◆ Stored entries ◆
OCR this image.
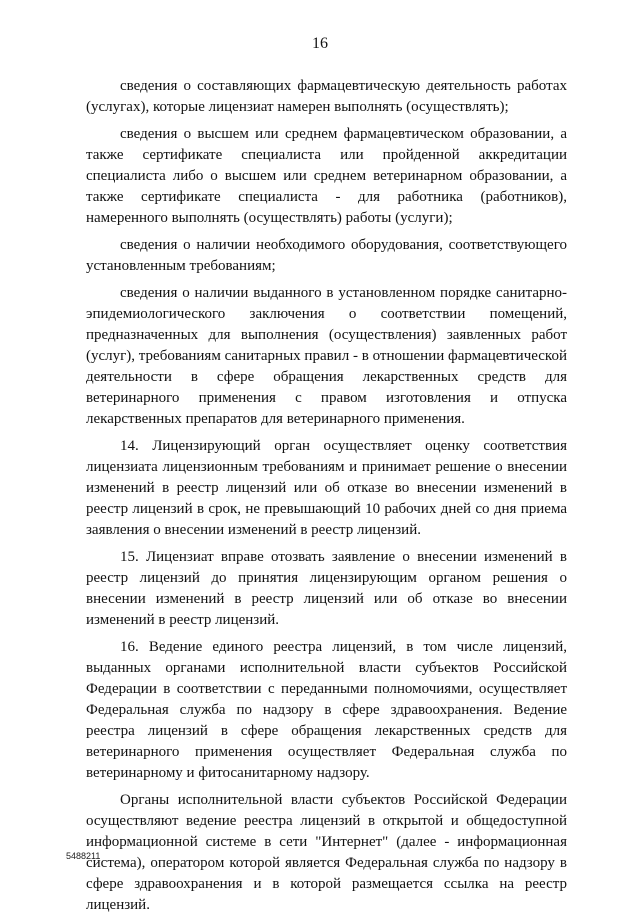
16

сведения о составляющих фармацевтическую деятельность работах (услугах), которые лицензиат намерен выполнять (осуществлять);

сведения о высшем или среднем фармацевтическом образовании, а также сертификате специалиста или пройденной аккредитации специалиста либо о высшем или среднем ветеринарном образовании, а также сертификате специалиста - для работника (работников), намеренного выполнять (осуществлять) работы (услуги);

сведения о наличии необходимого оборудования, соответствующего установленным требованиям;

сведения о наличии выданного в установленном порядке санитарно-эпидемиологического заключения о соответствии помещений, предназначенных для выполнения (осуществления) заявленных работ (услуг), требованиям санитарных правил - в отношении фармацевтической деятельности в сфере обращения лекарственных средств для ветеринарного применения с правом изготовления и отпуска лекарственных препаратов для ветеринарного применения.

14. Лицензирующий орган осуществляет оценку соответствия лицензиата лицензионным требованиям и принимает решение о внесении изменений в реестр лицензий или об отказе во внесении изменений в реестр лицензий в срок, не превышающий 10 рабочих дней со дня приема заявления о внесении изменений в реестр лицензий.

15. Лицензиат вправе отозвать заявление о внесении изменений в реестр лицензий до принятия лицензирующим органом решения о внесении изменений в реестр лицензий или об отказе во внесении изменений в реестр лицензий.

16. Ведение единого реестра лицензий, в том числе лицензий, выданных органами исполнительной власти субъектов Российской Федерации в соответствии с переданными полномочиями, осуществляет Федеральная служба по надзору в сфере здравоохранения. Ведение реестра лицензий в сфере обращения лекарственных средств для ветеринарного применения осуществляет Федеральная служба по ветеринарному и фитосанитарному надзору.

Органы исполнительной власти субъектов Российской Федерации осуществляют ведение реестра лицензий в открытой и общедоступной информационной системе в сети "Интернет" (далее - информационная система), оператором которой является Федеральная служба по надзору в сфере здравоохранения и в которой размещается ссылка на реестр лицензий.

5488211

◆ Your task ◆
Write out the material above again, word for word, minus its pictures.

◆ Correct result ◆
OCR this image.
16

сведения о составляющих фармацевтическую деятельность работах (услугах), которые лицензиат намерен выполнять (осуществлять);

сведения о высшем или среднем фармацевтическом образовании, а также сертификате специалиста или пройденной аккредитации специалиста либо о высшем или среднем ветеринарном образовании, а также сертификате специалиста - для работника (работников), намеренного выполнять (осуществлять) работы (услуги);

сведения о наличии необходимого оборудования, соответствующего установленным требованиям;

сведения о наличии выданного в установленном порядке санитарно-эпидемиологического заключения о соответствии помещений, предназначенных для выполнения (осуществления) заявленных работ (услуг), требованиям санитарных правил - в отношении фармацевтической деятельности в сфере обращения лекарственных средств для ветеринарного применения с правом изготовления и отпуска лекарственных препаратов для ветеринарного применения.

14. Лицензирующий орган осуществляет оценку соответствия лицензиата лицензионным требованиям и принимает решение о внесении изменений в реестр лицензий или об отказе во внесении изменений в реестр лицензий в срок, не превышающий 10 рабочих дней со дня приема заявления о внесении изменений в реестр лицензий.

15. Лицензиат вправе отозвать заявление о внесении изменений в реестр лицензий до принятия лицензирующим органом решения о внесении изменений в реестр лицензий или об отказе во внесении изменений в реестр лицензий.

16. Ведение единого реестра лицензий, в том числе лицензий, выданных органами исполнительной власти субъектов Российской Федерации в соответствии с переданными полномочиями, осуществляет Федеральная служба по надзору в сфере здравоохранения. Ведение реестра лицензий в сфере обращения лекарственных средств для ветеринарного применения осуществляет Федеральная служба по ветеринарному и фитосанитарному надзору.

Органы исполнительной власти субъектов Российской Федерации осуществляют ведение реестра лицензий в открытой и общедоступной информационной системе в сети "Интернет" (далее - информационная система), оператором которой является Федеральная служба по надзору в сфере здравоохранения и в которой размещается ссылка на реестр лицензий.

5488211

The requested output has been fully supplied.